**Information provided**
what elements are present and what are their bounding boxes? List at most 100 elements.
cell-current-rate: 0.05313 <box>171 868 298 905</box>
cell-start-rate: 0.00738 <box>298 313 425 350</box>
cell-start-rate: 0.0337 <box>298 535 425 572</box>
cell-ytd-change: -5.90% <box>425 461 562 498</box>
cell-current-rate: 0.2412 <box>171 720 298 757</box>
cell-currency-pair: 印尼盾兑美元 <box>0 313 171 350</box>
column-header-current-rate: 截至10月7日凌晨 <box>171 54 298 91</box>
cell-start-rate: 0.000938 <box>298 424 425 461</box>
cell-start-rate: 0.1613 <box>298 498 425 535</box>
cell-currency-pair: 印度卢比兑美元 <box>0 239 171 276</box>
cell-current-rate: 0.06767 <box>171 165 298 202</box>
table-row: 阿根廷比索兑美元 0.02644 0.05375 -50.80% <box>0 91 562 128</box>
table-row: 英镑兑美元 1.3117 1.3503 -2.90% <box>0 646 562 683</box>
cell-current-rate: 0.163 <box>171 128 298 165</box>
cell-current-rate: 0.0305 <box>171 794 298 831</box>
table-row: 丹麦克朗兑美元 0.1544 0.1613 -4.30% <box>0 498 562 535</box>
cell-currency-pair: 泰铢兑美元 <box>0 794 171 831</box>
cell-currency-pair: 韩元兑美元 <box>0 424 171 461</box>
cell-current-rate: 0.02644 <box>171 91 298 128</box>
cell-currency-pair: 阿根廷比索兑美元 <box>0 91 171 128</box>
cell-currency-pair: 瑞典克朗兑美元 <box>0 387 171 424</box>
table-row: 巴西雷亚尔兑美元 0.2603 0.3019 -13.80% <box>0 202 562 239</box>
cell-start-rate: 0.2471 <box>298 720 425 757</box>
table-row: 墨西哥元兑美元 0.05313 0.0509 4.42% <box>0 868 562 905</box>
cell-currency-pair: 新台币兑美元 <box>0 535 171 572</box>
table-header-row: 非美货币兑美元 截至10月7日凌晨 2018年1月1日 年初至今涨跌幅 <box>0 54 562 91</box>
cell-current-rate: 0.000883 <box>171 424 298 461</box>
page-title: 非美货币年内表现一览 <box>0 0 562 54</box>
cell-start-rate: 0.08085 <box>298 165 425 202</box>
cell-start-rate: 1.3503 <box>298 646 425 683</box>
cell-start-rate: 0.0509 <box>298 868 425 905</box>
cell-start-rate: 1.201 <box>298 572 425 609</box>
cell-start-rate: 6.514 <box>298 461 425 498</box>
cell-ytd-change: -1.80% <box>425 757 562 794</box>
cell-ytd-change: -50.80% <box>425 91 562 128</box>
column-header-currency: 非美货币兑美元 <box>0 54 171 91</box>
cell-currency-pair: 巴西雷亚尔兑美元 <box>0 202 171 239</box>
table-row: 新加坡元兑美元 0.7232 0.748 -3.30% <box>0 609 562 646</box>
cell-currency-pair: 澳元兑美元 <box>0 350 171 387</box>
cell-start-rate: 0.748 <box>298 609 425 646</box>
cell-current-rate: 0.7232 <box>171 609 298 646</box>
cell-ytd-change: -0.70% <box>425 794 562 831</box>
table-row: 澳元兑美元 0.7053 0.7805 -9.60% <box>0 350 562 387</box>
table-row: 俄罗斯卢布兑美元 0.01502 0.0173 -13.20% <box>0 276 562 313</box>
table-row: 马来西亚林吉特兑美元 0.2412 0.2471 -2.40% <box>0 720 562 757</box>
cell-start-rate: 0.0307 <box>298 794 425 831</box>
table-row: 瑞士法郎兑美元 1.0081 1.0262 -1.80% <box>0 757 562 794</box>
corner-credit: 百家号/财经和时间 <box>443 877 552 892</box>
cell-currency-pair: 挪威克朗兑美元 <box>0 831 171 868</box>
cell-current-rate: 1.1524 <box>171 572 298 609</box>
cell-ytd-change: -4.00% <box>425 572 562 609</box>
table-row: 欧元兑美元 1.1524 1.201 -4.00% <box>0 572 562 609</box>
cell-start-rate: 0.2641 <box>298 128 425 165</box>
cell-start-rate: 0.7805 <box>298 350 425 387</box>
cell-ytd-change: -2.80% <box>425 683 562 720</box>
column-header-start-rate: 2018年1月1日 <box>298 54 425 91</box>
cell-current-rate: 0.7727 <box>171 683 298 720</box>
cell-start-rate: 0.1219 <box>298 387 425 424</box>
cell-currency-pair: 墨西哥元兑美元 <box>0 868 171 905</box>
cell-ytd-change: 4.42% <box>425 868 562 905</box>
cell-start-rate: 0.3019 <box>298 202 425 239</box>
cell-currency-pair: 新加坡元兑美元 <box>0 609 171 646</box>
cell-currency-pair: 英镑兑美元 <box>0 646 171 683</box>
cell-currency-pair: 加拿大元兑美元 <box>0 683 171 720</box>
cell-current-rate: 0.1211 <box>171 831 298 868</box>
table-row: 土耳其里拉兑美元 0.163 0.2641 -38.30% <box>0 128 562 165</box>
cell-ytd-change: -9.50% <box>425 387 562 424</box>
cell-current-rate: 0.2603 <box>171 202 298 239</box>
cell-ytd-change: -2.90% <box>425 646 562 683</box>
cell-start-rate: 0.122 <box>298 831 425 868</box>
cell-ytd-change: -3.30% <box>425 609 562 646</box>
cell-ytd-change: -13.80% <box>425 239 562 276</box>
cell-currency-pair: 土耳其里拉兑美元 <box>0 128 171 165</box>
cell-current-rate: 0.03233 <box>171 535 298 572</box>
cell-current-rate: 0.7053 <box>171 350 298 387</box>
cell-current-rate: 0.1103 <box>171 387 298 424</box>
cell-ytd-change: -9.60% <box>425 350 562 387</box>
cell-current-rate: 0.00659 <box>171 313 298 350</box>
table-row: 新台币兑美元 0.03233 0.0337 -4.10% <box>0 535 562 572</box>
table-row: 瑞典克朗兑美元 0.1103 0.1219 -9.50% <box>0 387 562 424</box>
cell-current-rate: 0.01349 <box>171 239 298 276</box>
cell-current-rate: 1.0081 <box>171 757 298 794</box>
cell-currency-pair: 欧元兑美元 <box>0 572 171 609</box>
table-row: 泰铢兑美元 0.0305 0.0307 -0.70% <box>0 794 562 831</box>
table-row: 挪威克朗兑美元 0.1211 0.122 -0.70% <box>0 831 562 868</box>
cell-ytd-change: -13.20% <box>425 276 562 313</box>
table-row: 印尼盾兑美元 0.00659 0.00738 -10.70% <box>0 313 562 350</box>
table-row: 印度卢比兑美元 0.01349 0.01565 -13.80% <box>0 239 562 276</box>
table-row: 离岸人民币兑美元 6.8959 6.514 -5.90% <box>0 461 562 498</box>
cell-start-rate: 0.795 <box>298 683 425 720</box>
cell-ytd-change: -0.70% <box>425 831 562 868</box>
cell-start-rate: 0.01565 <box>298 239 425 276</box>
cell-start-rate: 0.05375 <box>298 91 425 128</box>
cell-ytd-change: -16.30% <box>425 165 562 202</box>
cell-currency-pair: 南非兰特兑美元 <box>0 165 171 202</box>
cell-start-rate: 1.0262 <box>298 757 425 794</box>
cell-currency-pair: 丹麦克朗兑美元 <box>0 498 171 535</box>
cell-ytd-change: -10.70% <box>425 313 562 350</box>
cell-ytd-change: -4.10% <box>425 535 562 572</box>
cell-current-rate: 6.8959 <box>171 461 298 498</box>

**Description of the task**
Transcribe all of the records above verbatim, line by line and in their original order.

**Full response**
what elements are present and what are their bounding boxes? List at most 100 elements.
cell-current-rate: 0.05313 <box>171 868 298 905</box>
cell-start-rate: 0.00738 <box>298 313 425 350</box>
cell-start-rate: 0.0337 <box>298 535 425 572</box>
cell-ytd-change: -5.90% <box>425 461 562 498</box>
cell-current-rate: 0.2412 <box>171 720 298 757</box>
cell-currency-pair: 印尼盾兑美元 <box>0 313 171 350</box>
column-header-current-rate: 截至10月7日凌晨 <box>171 54 298 91</box>
cell-start-rate: 0.000938 <box>298 424 425 461</box>
cell-start-rate: 0.1613 <box>298 498 425 535</box>
cell-currency-pair: 印度卢比兑美元 <box>0 239 171 276</box>
cell-current-rate: 0.06767 <box>171 165 298 202</box>
table-row: 阿根廷比索兑美元 0.02644 0.05375 -50.80% <box>0 91 562 128</box>
table-row: 英镑兑美元 1.3117 1.3503 -2.90% <box>0 646 562 683</box>
cell-current-rate: 0.163 <box>171 128 298 165</box>
cell-current-rate: 0.0305 <box>171 794 298 831</box>
table-row: 丹麦克朗兑美元 0.1544 0.1613 -4.30% <box>0 498 562 535</box>
cell-currency-pair: 泰铢兑美元 <box>0 794 171 831</box>
cell-currency-pair: 韩元兑美元 <box>0 424 171 461</box>
cell-current-rate: 0.02644 <box>171 91 298 128</box>
cell-currency-pair: 阿根廷比索兑美元 <box>0 91 171 128</box>
cell-currency-pair: 瑞典克朗兑美元 <box>0 387 171 424</box>
table-row: 巴西雷亚尔兑美元 0.2603 0.3019 -13.80% <box>0 202 562 239</box>
cell-start-rate: 0.2471 <box>298 720 425 757</box>
table-row: 墨西哥元兑美元 0.05313 0.0509 4.42% <box>0 868 562 905</box>
cell-currency-pair: 新台币兑美元 <box>0 535 171 572</box>
table-header-row: 非美货币兑美元 截至10月7日凌晨 2018年1月1日 年初至今涨跌幅 <box>0 54 562 91</box>
cell-current-rate: 0.000883 <box>171 424 298 461</box>
page-title: 非美货币年内表现一览 <box>0 0 562 54</box>
cell-start-rate: 0.08085 <box>298 165 425 202</box>
cell-start-rate: 1.3503 <box>298 646 425 683</box>
cell-start-rate: 0.0509 <box>298 868 425 905</box>
cell-start-rate: 1.201 <box>298 572 425 609</box>
cell-start-rate: 6.514 <box>298 461 425 498</box>
cell-ytd-change: -1.80% <box>425 757 562 794</box>
cell-ytd-change: -50.80% <box>425 91 562 128</box>
column-header-currency: 非美货币兑美元 <box>0 54 171 91</box>
cell-currency-pair: 巴西雷亚尔兑美元 <box>0 202 171 239</box>
table-row: 新加坡元兑美元 0.7232 0.748 -3.30% <box>0 609 562 646</box>
cell-currency-pair: 澳元兑美元 <box>0 350 171 387</box>
cell-start-rate: 0.748 <box>298 609 425 646</box>
cell-current-rate: 0.7232 <box>171 609 298 646</box>
cell-ytd-change: -0.70% <box>425 794 562 831</box>
table-row: 澳元兑美元 0.7053 0.7805 -9.60% <box>0 350 562 387</box>
table-row: 俄罗斯卢布兑美元 0.01502 0.0173 -13.20% <box>0 276 562 313</box>
table-row: 马来西亚林吉特兑美元 0.2412 0.2471 -2.40% <box>0 720 562 757</box>
cell-start-rate: 0.0307 <box>298 794 425 831</box>
table-row: 瑞士法郎兑美元 1.0081 1.0262 -1.80% <box>0 757 562 794</box>
corner-credit: 百家号/财经和时间 <box>443 877 552 892</box>
cell-currency-pair: 挪威克朗兑美元 <box>0 831 171 868</box>
cell-current-rate: 1.1524 <box>171 572 298 609</box>
cell-ytd-change: -4.00% <box>425 572 562 609</box>
table-row: 欧元兑美元 1.1524 1.201 -4.00% <box>0 572 562 609</box>
cell-start-rate: 0.2641 <box>298 128 425 165</box>
cell-start-rate: 0.7805 <box>298 350 425 387</box>
cell-ytd-change: -2.80% <box>425 683 562 720</box>
column-header-start-rate: 2018年1月1日 <box>298 54 425 91</box>
cell-current-rate: 0.7727 <box>171 683 298 720</box>
cell-start-rate: 0.1219 <box>298 387 425 424</box>
cell-currency-pair: 墨西哥元兑美元 <box>0 868 171 905</box>
cell-ytd-change: 4.42% <box>425 868 562 905</box>
cell-start-rate: 0.3019 <box>298 202 425 239</box>
cell-currency-pair: 新加坡元兑美元 <box>0 609 171 646</box>
cell-currency-pair: 英镑兑美元 <box>0 646 171 683</box>
cell-currency-pair: 加拿大元兑美元 <box>0 683 171 720</box>
cell-current-rate: 0.1211 <box>171 831 298 868</box>
table-row: 土耳其里拉兑美元 0.163 0.2641 -38.30% <box>0 128 562 165</box>
cell-ytd-change: -9.50% <box>425 387 562 424</box>
cell-current-rate: 0.2603 <box>171 202 298 239</box>
cell-ytd-change: -2.90% <box>425 646 562 683</box>
cell-start-rate: 0.122 <box>298 831 425 868</box>
cell-ytd-change: -3.30% <box>425 609 562 646</box>
cell-ytd-change: -13.80% <box>425 239 562 276</box>
cell-currency-pair: 土耳其里拉兑美元 <box>0 128 171 165</box>
cell-current-rate: 0.03233 <box>171 535 298 572</box>
cell-current-rate: 0.7053 <box>171 350 298 387</box>
cell-current-rate: 0.1103 <box>171 387 298 424</box>
cell-ytd-change: -9.60% <box>425 350 562 387</box>
cell-current-rate: 0.00659 <box>171 313 298 350</box>
table-row: 新台币兑美元 0.03233 0.0337 -4.10% <box>0 535 562 572</box>
table-row: 瑞典克朗兑美元 0.1103 0.1219 -9.50% <box>0 387 562 424</box>
cell-current-rate: 0.01349 <box>171 239 298 276</box>
cell-current-rate: 1.0081 <box>171 757 298 794</box>
cell-currency-pair: 欧元兑美元 <box>0 572 171 609</box>
table-row: 泰铢兑美元 0.0305 0.0307 -0.70% <box>0 794 562 831</box>
table-row: 挪威克朗兑美元 0.1211 0.122 -0.70% <box>0 831 562 868</box>
cell-ytd-change: -13.20% <box>425 276 562 313</box>
table-row: 印尼盾兑美元 0.00659 0.00738 -10.70% <box>0 313 562 350</box>
table-row: 印度卢比兑美元 0.01349 0.01565 -13.80% <box>0 239 562 276</box>
table-row: 离岸人民币兑美元 6.8959 6.514 -5.90% <box>0 461 562 498</box>
cell-start-rate: 0.795 <box>298 683 425 720</box>
cell-ytd-change: -0.70% <box>425 831 562 868</box>
cell-start-rate: 0.01565 <box>298 239 425 276</box>
cell-start-rate: 0.05375 <box>298 91 425 128</box>
cell-ytd-change: -16.30% <box>425 165 562 202</box>
cell-currency-pair: 南非兰特兑美元 <box>0 165 171 202</box>
cell-start-rate: 1.0262 <box>298 757 425 794</box>
cell-currency-pair: 丹麦克朗兑美元 <box>0 498 171 535</box>
cell-ytd-change: -10.70% <box>425 313 562 350</box>
cell-ytd-change: -4.10% <box>425 535 562 572</box>
cell-current-rate: 6.8959 <box>171 461 298 498</box>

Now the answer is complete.